§ Data entries
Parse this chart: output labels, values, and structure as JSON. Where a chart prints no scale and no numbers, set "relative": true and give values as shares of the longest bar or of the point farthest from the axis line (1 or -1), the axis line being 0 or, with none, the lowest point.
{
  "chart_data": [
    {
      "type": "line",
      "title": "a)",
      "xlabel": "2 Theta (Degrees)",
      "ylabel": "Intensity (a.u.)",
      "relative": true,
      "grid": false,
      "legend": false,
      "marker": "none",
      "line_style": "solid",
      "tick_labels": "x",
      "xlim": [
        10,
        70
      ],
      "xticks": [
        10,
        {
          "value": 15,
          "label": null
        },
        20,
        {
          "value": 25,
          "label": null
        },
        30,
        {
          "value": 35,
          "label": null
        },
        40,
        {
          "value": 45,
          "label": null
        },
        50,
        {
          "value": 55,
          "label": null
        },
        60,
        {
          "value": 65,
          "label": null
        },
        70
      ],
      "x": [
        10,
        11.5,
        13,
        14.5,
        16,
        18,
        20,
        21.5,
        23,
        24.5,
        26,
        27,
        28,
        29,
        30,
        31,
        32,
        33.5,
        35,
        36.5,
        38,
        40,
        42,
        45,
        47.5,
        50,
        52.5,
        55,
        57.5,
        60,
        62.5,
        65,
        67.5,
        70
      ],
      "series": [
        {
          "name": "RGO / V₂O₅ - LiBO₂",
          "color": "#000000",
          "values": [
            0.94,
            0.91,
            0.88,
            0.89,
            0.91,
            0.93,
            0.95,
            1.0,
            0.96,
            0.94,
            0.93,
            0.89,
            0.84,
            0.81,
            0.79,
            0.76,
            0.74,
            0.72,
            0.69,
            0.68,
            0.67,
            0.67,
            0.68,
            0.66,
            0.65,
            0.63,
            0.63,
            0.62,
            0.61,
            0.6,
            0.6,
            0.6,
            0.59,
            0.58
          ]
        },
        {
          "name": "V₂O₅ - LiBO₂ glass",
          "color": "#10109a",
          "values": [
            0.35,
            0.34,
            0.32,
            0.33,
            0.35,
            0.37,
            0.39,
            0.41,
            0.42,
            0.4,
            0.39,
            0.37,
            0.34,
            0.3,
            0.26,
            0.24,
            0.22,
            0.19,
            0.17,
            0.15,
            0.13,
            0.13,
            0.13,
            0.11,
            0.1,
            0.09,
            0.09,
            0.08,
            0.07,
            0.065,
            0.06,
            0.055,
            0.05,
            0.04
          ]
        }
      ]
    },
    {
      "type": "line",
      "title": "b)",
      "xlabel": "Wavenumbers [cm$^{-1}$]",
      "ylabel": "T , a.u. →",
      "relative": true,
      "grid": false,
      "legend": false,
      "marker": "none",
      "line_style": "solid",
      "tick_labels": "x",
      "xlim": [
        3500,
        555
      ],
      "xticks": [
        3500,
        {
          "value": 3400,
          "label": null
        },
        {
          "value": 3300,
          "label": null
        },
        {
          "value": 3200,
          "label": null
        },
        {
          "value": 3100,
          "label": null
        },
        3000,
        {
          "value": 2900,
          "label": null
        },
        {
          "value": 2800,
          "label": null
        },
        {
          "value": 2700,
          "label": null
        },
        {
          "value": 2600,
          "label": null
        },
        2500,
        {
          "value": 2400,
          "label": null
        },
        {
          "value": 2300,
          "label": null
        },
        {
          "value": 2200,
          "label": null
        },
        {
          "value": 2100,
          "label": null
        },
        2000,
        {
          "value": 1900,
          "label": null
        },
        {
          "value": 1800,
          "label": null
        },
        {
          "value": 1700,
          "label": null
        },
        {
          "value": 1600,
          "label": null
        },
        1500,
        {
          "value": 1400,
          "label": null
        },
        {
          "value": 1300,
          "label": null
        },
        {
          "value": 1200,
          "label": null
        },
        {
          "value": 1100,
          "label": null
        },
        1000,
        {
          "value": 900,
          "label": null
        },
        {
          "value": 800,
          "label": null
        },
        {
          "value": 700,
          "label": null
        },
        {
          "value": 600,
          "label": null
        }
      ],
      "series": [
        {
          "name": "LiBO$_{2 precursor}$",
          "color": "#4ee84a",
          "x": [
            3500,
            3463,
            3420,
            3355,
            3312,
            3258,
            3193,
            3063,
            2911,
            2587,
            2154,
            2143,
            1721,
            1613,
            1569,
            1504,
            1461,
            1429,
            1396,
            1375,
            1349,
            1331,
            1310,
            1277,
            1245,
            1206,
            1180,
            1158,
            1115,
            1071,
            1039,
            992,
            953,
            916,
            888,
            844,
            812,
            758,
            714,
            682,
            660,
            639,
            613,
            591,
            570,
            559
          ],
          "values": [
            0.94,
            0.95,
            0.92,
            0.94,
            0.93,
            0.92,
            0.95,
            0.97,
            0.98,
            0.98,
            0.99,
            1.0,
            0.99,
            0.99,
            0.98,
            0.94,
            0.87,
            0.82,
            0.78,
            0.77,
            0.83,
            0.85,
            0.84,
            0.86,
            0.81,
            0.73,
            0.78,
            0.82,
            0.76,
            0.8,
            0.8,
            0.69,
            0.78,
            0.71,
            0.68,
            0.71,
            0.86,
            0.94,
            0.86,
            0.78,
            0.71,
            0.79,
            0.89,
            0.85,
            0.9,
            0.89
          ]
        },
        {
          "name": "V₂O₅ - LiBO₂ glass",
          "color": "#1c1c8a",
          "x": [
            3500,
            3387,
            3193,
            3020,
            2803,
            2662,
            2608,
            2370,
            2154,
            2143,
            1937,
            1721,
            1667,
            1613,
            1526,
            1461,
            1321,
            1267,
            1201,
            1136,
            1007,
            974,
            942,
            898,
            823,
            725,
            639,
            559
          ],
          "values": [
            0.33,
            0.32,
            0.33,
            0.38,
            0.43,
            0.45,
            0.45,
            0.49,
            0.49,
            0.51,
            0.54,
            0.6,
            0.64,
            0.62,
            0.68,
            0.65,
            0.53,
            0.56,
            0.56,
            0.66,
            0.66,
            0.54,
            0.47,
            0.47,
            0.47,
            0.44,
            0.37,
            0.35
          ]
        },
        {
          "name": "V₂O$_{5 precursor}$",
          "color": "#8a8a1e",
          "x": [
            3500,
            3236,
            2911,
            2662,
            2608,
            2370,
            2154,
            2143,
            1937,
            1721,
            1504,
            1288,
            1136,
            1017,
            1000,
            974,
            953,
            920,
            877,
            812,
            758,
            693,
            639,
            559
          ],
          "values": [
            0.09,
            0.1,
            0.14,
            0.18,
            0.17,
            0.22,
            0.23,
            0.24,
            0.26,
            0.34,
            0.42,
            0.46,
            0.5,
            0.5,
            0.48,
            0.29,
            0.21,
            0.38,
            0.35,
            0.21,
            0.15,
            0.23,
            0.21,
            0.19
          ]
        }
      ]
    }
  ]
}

§ TASK OBJECTIVE
Recopy the whole listing exactly.

§ EXERCISE RESPONSE
Parse this chart: output labels, values, and structure as JSON. Where a chart prints no scale and no numbers, set "relative": true and give values as shares of the longest bar or of the point farthest from the axis line (1 or -1), the axis line being 0 or, with none, the lowest point.
{
  "chart_data": [
    {
      "type": "line",
      "title": "a)",
      "xlabel": "2 Theta (Degrees)",
      "ylabel": "Intensity (a.u.)",
      "relative": true,
      "grid": false,
      "legend": false,
      "marker": "none",
      "line_style": "solid",
      "tick_labels": "x",
      "xlim": [
        10,
        70
      ],
      "xticks": [
        10,
        {
          "value": 15,
          "label": null
        },
        20,
        {
          "value": 25,
          "label": null
        },
        30,
        {
          "value": 35,
          "label": null
        },
        40,
        {
          "value": 45,
          "label": null
        },
        50,
        {
          "value": 55,
          "label": null
        },
        60,
        {
          "value": 65,
          "label": null
        },
        70
      ],
      "x": [
        10,
        11.5,
        13,
        14.5,
        16,
        18,
        20,
        21.5,
        23,
        24.5,
        26,
        27,
        28,
        29,
        30,
        31,
        32,
        33.5,
        35,
        36.5,
        38,
        40,
        42,
        45,
        47.5,
        50,
        52.5,
        55,
        57.5,
        60,
        62.5,
        65,
        67.5,
        70
      ],
      "series": [
        {
          "name": "RGO / V₂O₅ - LiBO₂",
          "color": "#000000",
          "values": [
            0.94,
            0.91,
            0.88,
            0.89,
            0.91,
            0.93,
            0.95,
            1.0,
            0.96,
            0.94,
            0.93,
            0.89,
            0.84,
            0.81,
            0.79,
            0.76,
            0.74,
            0.72,
            0.69,
            0.68,
            0.67,
            0.67,
            0.68,
            0.66,
            0.65,
            0.63,
            0.63,
            0.62,
            0.61,
            0.6,
            0.6,
            0.6,
            0.59,
            0.58
          ]
        },
        {
          "name": "V₂O₅ - LiBO₂ glass",
          "color": "#10109a",
          "values": [
            0.35,
            0.34,
            0.32,
            0.33,
            0.35,
            0.37,
            0.39,
            0.41,
            0.42,
            0.4,
            0.39,
            0.37,
            0.34,
            0.3,
            0.26,
            0.24,
            0.22,
            0.19,
            0.17,
            0.15,
            0.13,
            0.13,
            0.13,
            0.11,
            0.1,
            0.09,
            0.09,
            0.08,
            0.07,
            0.065,
            0.06,
            0.055,
            0.05,
            0.04
          ]
        }
      ]
    },
    {
      "type": "line",
      "title": "b)",
      "xlabel": "Wavenumbers [cm$^{-1}$]",
      "ylabel": "T , a.u. →",
      "relative": true,
      "grid": false,
      "legend": false,
      "marker": "none",
      "line_style": "solid",
      "tick_labels": "x",
      "xlim": [
        3500,
        555
      ],
      "xticks": [
        3500,
        {
          "value": 3400,
          "label": null
        },
        {
          "value": 3300,
          "label": null
        },
        {
          "value": 3200,
          "label": null
        },
        {
          "value": 3100,
          "label": null
        },
        3000,
        {
          "value": 2900,
          "label": null
        },
        {
          "value": 2800,
          "label": null
        },
        {
          "value": 2700,
          "label": null
        },
        {
          "value": 2600,
          "label": null
        },
        2500,
        {
          "value": 2400,
          "label": null
        },
        {
          "value": 2300,
          "label": null
        },
        {
          "value": 2200,
          "label": null
        },
        {
          "value": 2100,
          "label": null
        },
        2000,
        {
          "value": 1900,
          "label": null
        },
        {
          "value": 1800,
          "label": null
        },
        {
          "value": 1700,
          "label": null
        },
        {
          "value": 1600,
          "label": null
        },
        1500,
        {
          "value": 1400,
          "label": null
        },
        {
          "value": 1300,
          "label": null
        },
        {
          "value": 1200,
          "label": null
        },
        {
          "value": 1100,
          "label": null
        },
        1000,
        {
          "value": 900,
          "label": null
        },
        {
          "value": 800,
          "label": null
        },
        {
          "value": 700,
          "label": null
        },
        {
          "value": 600,
          "label": null
        }
      ],
      "series": [
        {
          "name": "LiBO$_{2 precursor}$",
          "color": "#4ee84a",
          "x": [
            3500,
            3463,
            3420,
            3355,
            3312,
            3258,
            3193,
            3063,
            2911,
            2587,
            2154,
            2143,
            1721,
            1613,
            1569,
            1504,
            1461,
            1429,
            1396,
            1375,
            1349,
            1331,
            1310,
            1277,
            1245,
            1206,
            1180,
            1158,
            1115,
            1071,
            1039,
            992,
            953,
            916,
            888,
            844,
            812,
            758,
            714,
            682,
            660,
            639,
            613,
            591,
            570,
            559
          ],
          "values": [
            0.94,
            0.95,
            0.92,
            0.94,
            0.93,
            0.92,
            0.95,
            0.97,
            0.98,
            0.98,
            0.99,
            1.0,
            0.99,
            0.99,
            0.98,
            0.94,
            0.87,
            0.82,
            0.78,
            0.77,
            0.83,
            0.85,
            0.84,
            0.86,
            0.81,
            0.73,
            0.78,
            0.82,
            0.76,
            0.8,
            0.8,
            0.69,
            0.78,
            0.71,
            0.68,
            0.71,
            0.86,
            0.94,
            0.86,
            0.78,
            0.71,
            0.79,
            0.89,
            0.85,
            0.9,
            0.89
          ]
        },
        {
          "name": "V₂O₅ - LiBO₂ glass",
          "color": "#1c1c8a",
          "x": [
            3500,
            3387,
            3193,
            3020,
            2803,
            2662,
            2608,
            2370,
            2154,
            2143,
            1937,
            1721,
            1667,
            1613,
            1526,
            1461,
            1321,
            1267,
            1201,
            1136,
            1007,
            974,
            942,
            898,
            823,
            725,
            639,
            559
          ],
          "values": [
            0.33,
            0.32,
            0.33,
            0.38,
            0.43,
            0.45,
            0.45,
            0.49,
            0.49,
            0.51,
            0.54,
            0.6,
            0.64,
            0.62,
            0.68,
            0.65,
            0.53,
            0.56,
            0.56,
            0.66,
            0.66,
            0.54,
            0.47,
            0.47,
            0.47,
            0.44,
            0.37,
            0.35
          ]
        },
        {
          "name": "V₂O$_{5 precursor}$",
          "color": "#8a8a1e",
          "x": [
            3500,
            3236,
            2911,
            2662,
            2608,
            2370,
            2154,
            2143,
            1937,
            1721,
            1504,
            1288,
            1136,
            1017,
            1000,
            974,
            953,
            920,
            877,
            812,
            758,
            693,
            639,
            559
          ],
          "values": [
            0.09,
            0.1,
            0.14,
            0.18,
            0.17,
            0.22,
            0.23,
            0.24,
            0.26,
            0.34,
            0.42,
            0.46,
            0.5,
            0.5,
            0.48,
            0.29,
            0.21,
            0.38,
            0.35,
            0.21,
            0.15,
            0.23,
            0.21,
            0.19
          ]
        }
      ]
    }
  ]
}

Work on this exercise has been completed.